_Fragmento para leer_:

Toda esta fábula (pues de repente me he convertido en un Esopo) te la puede comunicar en versos armoniosos Licencio, porque es todo un poeta.

Si, pues, aquél-me refiero a tu adversario-pudiera con templar un poco con los ojos sanos y puros la verdadera hermosura, a la que ama en sus remedos falsos, ¡con qué alborozo se arrojaría en el seno de la filosofía! Y si te viera allí, ¡cómo te abrazaría como a hermano! ¿Te admiras de esto y aun tal vez te sonríes? Pues ¿qué sería si te lo explicase, como era mi deseo? ¿Y qué si pudiera, no digo verse la faz misma, pero sí oírse a lo menos la voz misma de la filosofía? Te llenarías de admiración; créeme, de nadie hay que desesperar, y mucho menos de sujetos de tales prendas. No faltan ejemplos; pájaros de esta clase fácilmente se escapan, fácilmente toman el revuelo, con gran admiración de muchos que siguen presos en sus jaulas.

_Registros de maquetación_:
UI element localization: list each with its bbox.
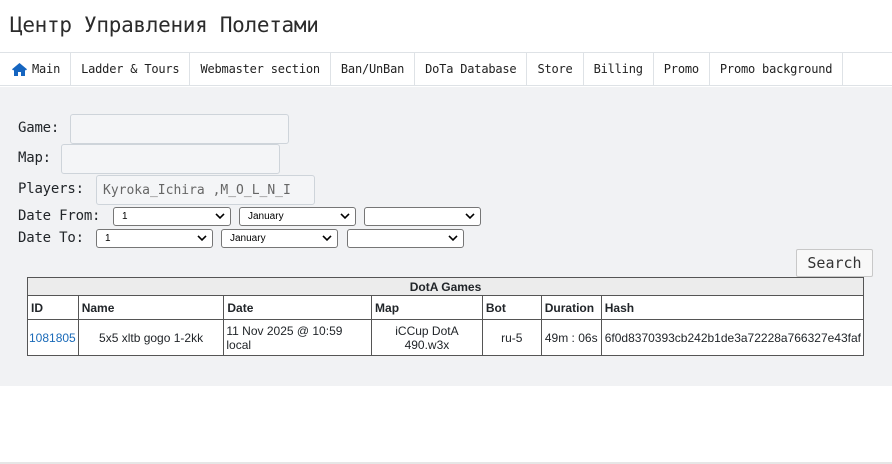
chevron-down-icon (322, 232, 332, 243)
column-header-id: ID (27, 295, 79, 320)
column-header-date: Date (223, 295, 373, 320)
game-name-cell: 5x5 xltb gogo 1-2kk (77, 319, 225, 356)
nav-item-promo[interactable]: Promo (654, 53, 710, 85)
column-header-name: Name (77, 295, 225, 320)
game-map-cell: iCCup DotA 490.w3x (371, 319, 483, 356)
game-hash-cell: 6f0d8370393cb242b1de3a72228a766327e43faf (600, 319, 865, 356)
nav-item-dota-database[interactable]: DoTa Database (415, 53, 528, 85)
players-input[interactable] (96, 175, 315, 205)
table-header-row: ID Name Date Map Bot Duration Hash (27, 295, 865, 320)
nav-item-webmaster-section[interactable]: Webmaster section (190, 53, 331, 85)
date-from-year-select[interactable] (364, 207, 481, 226)
map-label: Map: (18, 150, 51, 166)
date-to-year-select[interactable] (347, 229, 464, 248)
table-caption-row: DotA Games (27, 277, 864, 296)
games-table: DotA Games ID Name Date Map Bot Duration… (27, 277, 865, 356)
column-header-map: Map (371, 295, 483, 320)
game-id-cell: 1081805 (27, 319, 79, 356)
date-from-month-select[interactable]: January (239, 207, 356, 226)
search-button[interactable]: Search (796, 249, 873, 277)
main-navbar: Main Ladder & Tours Webmaster section Ba… (0, 52, 892, 86)
column-header-duration: Duration (540, 295, 602, 320)
nav-item-ban-unban[interactable]: Ban/UnBan (331, 53, 416, 85)
chevron-down-icon (448, 232, 458, 243)
game-id-link[interactable]: 1081805 (29, 331, 76, 345)
chevron-down-icon (215, 210, 225, 221)
nav-item-main[interactable]: Main (0, 53, 72, 85)
chevron-down-icon (340, 210, 350, 221)
date-to-month-select[interactable]: January (221, 229, 338, 248)
game-bot-cell: ru-5 (481, 319, 542, 356)
game-input[interactable] (70, 114, 289, 144)
players-label: Players: (18, 181, 84, 197)
date-from-day-value: 1 (122, 211, 128, 222)
date-to-day-select[interactable]: 1 (96, 229, 213, 248)
column-header-bot: Bot (481, 295, 542, 320)
date-from-day-select[interactable]: 1 (113, 207, 231, 226)
game-date-cell: 11 Nov 2025 @ 10:59 local (223, 319, 373, 356)
nav-item-promo-background[interactable]: Promo background (710, 53, 844, 85)
nav-item-ladder-tours[interactable]: Ladder & Tours (71, 53, 191, 85)
chevron-down-icon (197, 232, 207, 243)
date-to-label: Date To: (18, 230, 84, 246)
date-to-month-value: January (230, 233, 266, 244)
game-map-line-1: iCCup DotA (395, 323, 459, 338)
nav-item-billing[interactable]: Billing (584, 53, 654, 85)
game-map-line-2: 490.w3x (404, 337, 450, 352)
game-label: Game: (18, 120, 60, 136)
date-from-label: Date From: (18, 208, 101, 224)
column-header-hash: Hash (600, 295, 865, 320)
nav-item-main-label: Main (32, 62, 61, 76)
page-title: Центр Управления Полетами (10, 13, 319, 37)
map-input[interactable] (61, 144, 280, 174)
table-row: 1081805 5x5 xltb gogo 1-2kk 11 Nov 2025 … (27, 319, 865, 356)
table-caption: DotA Games (27, 277, 864, 296)
nav-item-store[interactable]: Store (527, 53, 584, 85)
chevron-down-icon (465, 210, 475, 221)
date-from-month-value: January (248, 211, 284, 222)
game-duration-cell: 49m : 06s (540, 319, 602, 356)
home-icon (11, 62, 28, 77)
date-to-day-value: 1 (105, 233, 111, 244)
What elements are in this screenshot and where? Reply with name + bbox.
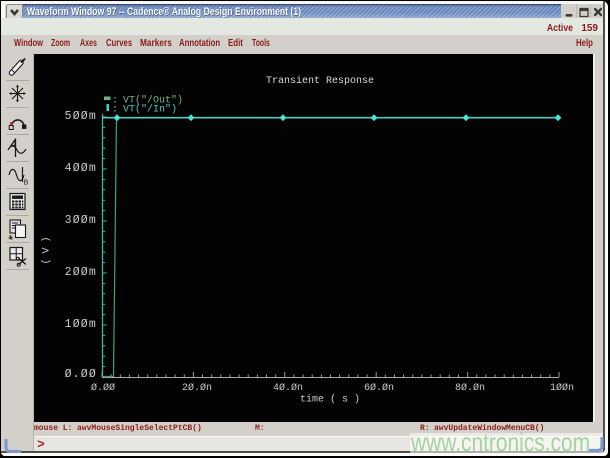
svg-text:Transient Response: Transient Response	[266, 75, 374, 87]
svg-text:Ø.ØØ: Ø.ØØ	[91, 382, 115, 394]
svg-text:2Ø.Øn: 2Ø.Øn	[182, 382, 212, 394]
svg-text:1ØØm: 1ØØm	[65, 318, 97, 331]
svg-text:time ( s ): time ( s )	[300, 394, 360, 406]
svg-text:4ØØm: 4ØØm	[65, 162, 97, 175]
svg-text:4Ø.Øn: 4Ø.Øn	[273, 382, 303, 394]
svg-text:B: B	[24, 180, 29, 187]
svg-text::: :	[112, 105, 118, 116]
svg-text:1ØØn: 1ØØn	[550, 382, 574, 394]
svg-text:8Ø.Øn: 8Ø.Øn	[455, 382, 485, 394]
svg-text:(V): (V)	[41, 231, 53, 264]
svg-text:Ø.ØØ: Ø.ØØ	[65, 368, 97, 381]
svg-text:3ØØm: 3ØØm	[65, 214, 97, 227]
svg-text:VT("/In"): VT("/In")	[123, 104, 177, 116]
svg-text:2ØØm: 2ØØm	[65, 266, 97, 279]
svg-text:6Ø.Øn: 6Ø.Øn	[364, 382, 394, 394]
svg-text:5ØØm: 5ØØm	[65, 110, 97, 123]
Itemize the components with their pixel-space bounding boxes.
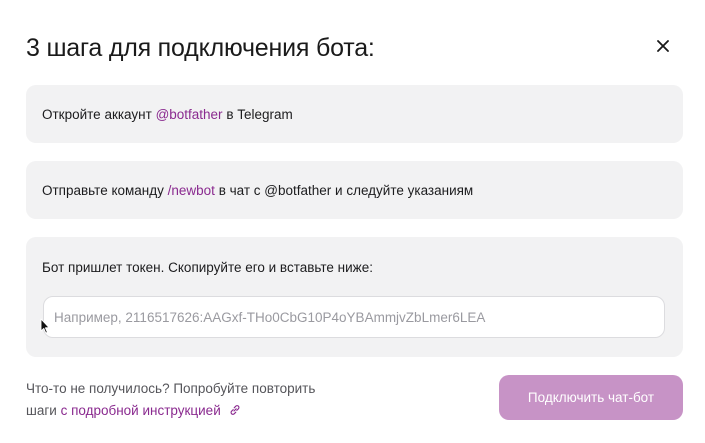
step-2-card: Отправьте команду /newbot в чат с @botfa… <box>26 161 683 219</box>
step-1-text-after: в Telegram <box>222 107 293 122</box>
step-3-card: Бот пришлет токен. Скопируйте его и вста… <box>26 237 683 357</box>
connect-bot-button[interactable]: Подключить чат-бот <box>499 375 683 420</box>
step-2-text-after: в чат с @botfather и следуйте указаниям <box>214 183 474 198</box>
newbot-command[interactable]: /newbot <box>168 183 215 198</box>
link-icon[interactable] <box>229 404 241 416</box>
token-input[interactable] <box>43 296 665 338</box>
step-3-text: Бот пришлет токен. Скопируйте его и вста… <box>42 260 373 275</box>
connect-bot-modal: 3 шага для подключения бота: Откройте ак… <box>0 0 705 443</box>
step-2-text: Отправьте команду /newbot в чат с @botfa… <box>42 183 473 198</box>
step-1-card: Откройте аккаунт @botfather в Telegram <box>26 85 683 143</box>
step-1-text-before: Откройте аккаунт <box>42 107 156 122</box>
botfather-link[interactable]: @botfather <box>156 107 223 122</box>
mouse-pointer-icon <box>40 318 50 334</box>
step-2-text-before: Отправьте команду <box>42 183 168 198</box>
modal-title: 3 шага для подключения бота: <box>26 34 375 62</box>
help-text: Что-то не получилось? Попробуйте повтори… <box>26 378 315 422</box>
instructions-link[interactable]: с подробной инструкцией <box>61 403 221 418</box>
help-line-2: шаги с подробной инструкцией <box>26 400 315 422</box>
close-button[interactable] <box>651 34 675 58</box>
help-line-2-before: шаги <box>26 403 61 418</box>
step-1-text: Откройте аккаунт @botfather в Telegram <box>42 107 293 122</box>
help-line-1: Что-то не получилось? Попробуйте повтори… <box>26 381 316 396</box>
close-icon <box>657 40 669 52</box>
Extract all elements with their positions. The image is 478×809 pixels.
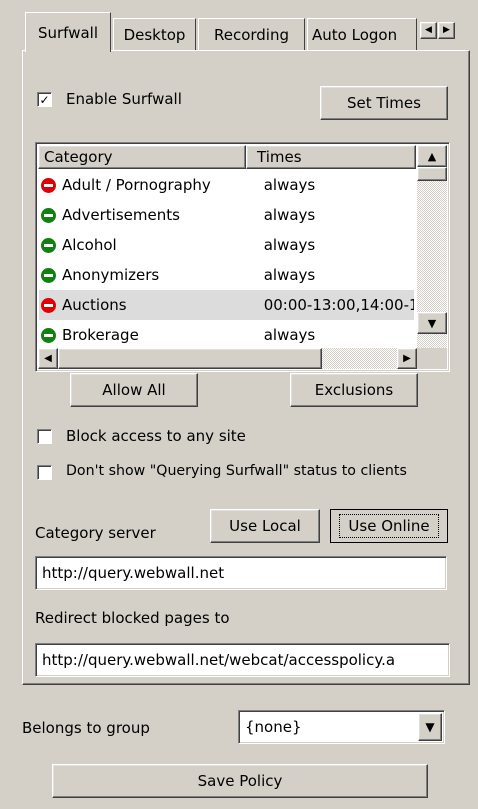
set-times-label: Set Times bbox=[347, 94, 421, 112]
category-name: Auctions bbox=[62, 296, 127, 314]
category-name: Adult / Pornography bbox=[62, 176, 211, 194]
set-times-button[interactable]: Set Times bbox=[320, 86, 448, 120]
group-dropdown-button[interactable]: ▼ bbox=[418, 713, 442, 741]
column-header-category[interactable]: Category bbox=[38, 145, 246, 169]
tab-surfwall[interactable]: Surfwall bbox=[25, 12, 111, 52]
use-local-button[interactable]: Use Local bbox=[210, 509, 320, 543]
left-arrow-icon: ◀ bbox=[425, 25, 432, 35]
scrollbar-corner bbox=[417, 348, 447, 369]
column-header-times[interactable]: Times bbox=[246, 145, 416, 169]
allowed-icon bbox=[41, 237, 56, 253]
category-name: Alcohol bbox=[62, 236, 117, 254]
allow-all-label: Allow All bbox=[102, 381, 166, 399]
scroll-left-button[interactable]: ◀ bbox=[38, 348, 58, 369]
allowed-icon bbox=[41, 327, 56, 343]
down-arrow-icon: ▼ bbox=[427, 316, 437, 330]
tab-scroll-left-button[interactable]: ◀ bbox=[420, 22, 437, 39]
enable-surfwall-label: Enable Surfwall bbox=[66, 90, 182, 108]
category-times: 00:00-13:00,14:00-1 bbox=[263, 296, 414, 314]
tab-recording[interactable]: Recording bbox=[198, 18, 305, 50]
block-access-checkbox[interactable] bbox=[37, 429, 52, 444]
tab-scroll-right-button[interactable]: ▶ bbox=[438, 22, 455, 39]
blocked-icon bbox=[41, 177, 56, 193]
header-label: Category bbox=[44, 148, 113, 166]
group-select[interactable]: {none} ▼ bbox=[238, 710, 445, 744]
dont-show-status-label: Don't show "Querying Surfwall" status to… bbox=[66, 463, 407, 479]
scroll-right-button[interactable]: ▶ bbox=[397, 348, 417, 369]
dont-show-status-checkbox[interactable] bbox=[37, 465, 52, 480]
exclusions-label: Exclusions bbox=[314, 381, 394, 399]
tab-auto-logon[interactable]: Auto Logon bbox=[307, 18, 417, 50]
category-server-label: Category server bbox=[35, 524, 156, 542]
exclusions-button[interactable]: Exclusions bbox=[290, 373, 418, 407]
group-select-value: {none} bbox=[245, 718, 302, 736]
scroll-up-button[interactable]: ▲ bbox=[417, 145, 447, 167]
allowed-icon bbox=[41, 207, 56, 223]
table-row[interactable]: Advertisements always bbox=[39, 200, 414, 230]
table-row[interactable]: Adult / Pornography always bbox=[39, 170, 414, 200]
tab-label: Recording bbox=[213, 25, 290, 44]
use-online-focus: Use Online bbox=[339, 514, 439, 538]
category-times: always bbox=[263, 326, 316, 344]
header-label: Times bbox=[257, 148, 302, 166]
category-name: Brokerage bbox=[62, 326, 139, 344]
category-name: Anonymizers bbox=[62, 266, 160, 284]
vertical-scrollbar[interactable]: ▲ ▼ bbox=[417, 145, 447, 348]
category-times: always bbox=[263, 266, 316, 284]
right-arrow-icon: ▶ bbox=[403, 352, 411, 364]
table-row[interactable]: Auctions 00:00-13:00,14:00-1 bbox=[39, 290, 414, 320]
table-row[interactable]: Alcohol always bbox=[39, 230, 414, 260]
save-policy-label: Save Policy bbox=[197, 772, 283, 790]
redirect-url-field[interactable]: http://query.webwall.net/webcat/accesspo… bbox=[35, 643, 450, 677]
tab-label: Desktop bbox=[123, 25, 186, 44]
block-access-label: Block access to any site bbox=[66, 427, 246, 445]
tab-label: Surfwall bbox=[37, 23, 98, 42]
category-times: always bbox=[263, 236, 316, 254]
horizontal-scrollbar[interactable]: ◀ ▶ bbox=[38, 348, 417, 369]
use-online-label: Use Online bbox=[348, 517, 430, 535]
tab-desktop[interactable]: Desktop bbox=[113, 18, 196, 50]
category-name: Advertisements bbox=[62, 206, 180, 224]
enable-surfwall-checkbox[interactable]: ✓ bbox=[37, 92, 52, 107]
table-row[interactable]: Anonymizers always bbox=[39, 260, 414, 290]
chevron-down-icon: ▼ bbox=[425, 720, 435, 734]
horizontal-scroll-thumb[interactable] bbox=[58, 348, 322, 369]
blocked-icon bbox=[41, 297, 56, 313]
table-row[interactable]: Brokerage always bbox=[39, 320, 414, 350]
category-server-url-text: http://query.webwall.net bbox=[42, 564, 225, 582]
checkmark-icon: ✓ bbox=[39, 92, 50, 107]
category-list[interactable]: Category Times Adult / Pornography always… bbox=[35, 142, 450, 372]
tab-label: Auto Logon bbox=[312, 25, 398, 44]
allow-all-button[interactable]: Allow All bbox=[70, 373, 198, 407]
allowed-icon bbox=[41, 267, 56, 283]
use-local-label: Use Local bbox=[229, 517, 301, 535]
category-times: always bbox=[263, 176, 316, 194]
redirect-label: Redirect blocked pages to bbox=[35, 609, 230, 627]
belongs-to-group-label: Belongs to group bbox=[22, 719, 150, 737]
redirect-url-text: http://query.webwall.net/webcat/accesspo… bbox=[42, 651, 396, 669]
category-times: always bbox=[263, 206, 316, 224]
vertical-scroll-thumb[interactable] bbox=[417, 167, 447, 181]
save-policy-button[interactable]: Save Policy bbox=[52, 764, 428, 798]
right-arrow-icon: ▶ bbox=[443, 25, 450, 35]
scroll-down-button[interactable]: ▼ bbox=[417, 312, 447, 334]
use-online-button[interactable]: Use Online bbox=[330, 509, 448, 543]
category-server-url-field[interactable]: http://query.webwall.net bbox=[35, 556, 447, 590]
up-arrow-icon: ▲ bbox=[427, 149, 437, 163]
left-arrow-icon: ◀ bbox=[44, 352, 52, 364]
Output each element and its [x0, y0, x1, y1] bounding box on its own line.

_Tareas_:
1/ Copia el fragmento sobre la filosofía desde "Toda esta fábula" hasta "en sus jaulas.", pero cambia "filosofía" por "sabiduría".
2/ Sigue escribiendo el fragmento sobre la filosofía a partir de su última oración.

_Respuestas_:
1/
Toda esta fábula (pues de repente me he convertido en un Esopo) te la puede comunicar en versos armoniosos Licencio, porque es todo un poeta.

Si, pues, aquél-me refiero a tu adversario-pudiera con templar un poco con los ojos sanos y puros la verdadera hermosura, a la que ama en sus remedos falsos, ¡con qué alborozo se arrojaría en el seno de la sabiduría! Y si te viera allí, ¡cómo te abrazaría como a hermano! ¿Te admiras de esto y aun tal vez te sonríes? Pues ¿qué sería si te lo explicase, como era mi deseo? ¿Y qué si pudiera, no digo verse la faz misma, pero sí oírse a lo menos la voz misma de la sabiduría? Te llenarías de admiración; créeme, de nadie hay que desesperar, y mucho menos de sujetos de tales prendas. No faltan ejemplos; pájaros de esta clase fácilmente se escapan, fácilmente toman el revuelo, con gran admiración de muchos que siguen presos en sus jaulas.

2/
8. Pero volvamos a nosotros mismos, Romaniano, y reanudemos nuestras reflexiones. Reiteraré mi agradecimiento; tu hijo ya ha comenzado a filosofar. Yo le freno, para que se yerga más firme y vigoroso, robustecido por las indispensables disciplinas liberales, en las que no debes considerarte profano, si te conozco bien; sólo pido para ti una atmósfera de más libertad. ¿Y qué diré de tus disposiciones naturales? ¡Ojalá no fuesen tan raras entre los hombres como son ciertas en ti! Quedan dos escollos y dificultades para hallar la verdad, pero no me dan cuidado por ti; con todo, temo no te menosprecies, ni des entrada a la desesperación de hallarla, o te imagines haberla hallado. El primer peligro, si existe, con esta discusión se disipará. Con frecuencia te has indignado contra los académicos con tanta mayor acritud cuanto menos instruido estabas sobre estas cuestiones; pero también con tanta mayor espontaneidad cuanto más sentías el atractivo de la verdad. Yo, pues, contando con tu apoyo, entablaré discusión con Alipio y te persuadiré de lo que deseas, a lo menos con probabilidad, pues no llegarás a la posesión de la verdad si no te dedicas plenamente a la filosofía.

El segundo peligro de la presunción de haber hallado la verdad, aunque ya te separaste de mí ansioso de saber y dudando, con todo, por si algún error se ha deslizado en tu ánimo, ciertamente lo arrojaré de ti, o cuando te remitiere alguna discusión que tengamos sobre materia religiosa, o cuando de viva voz pueda conversar contigo de muchas cosas.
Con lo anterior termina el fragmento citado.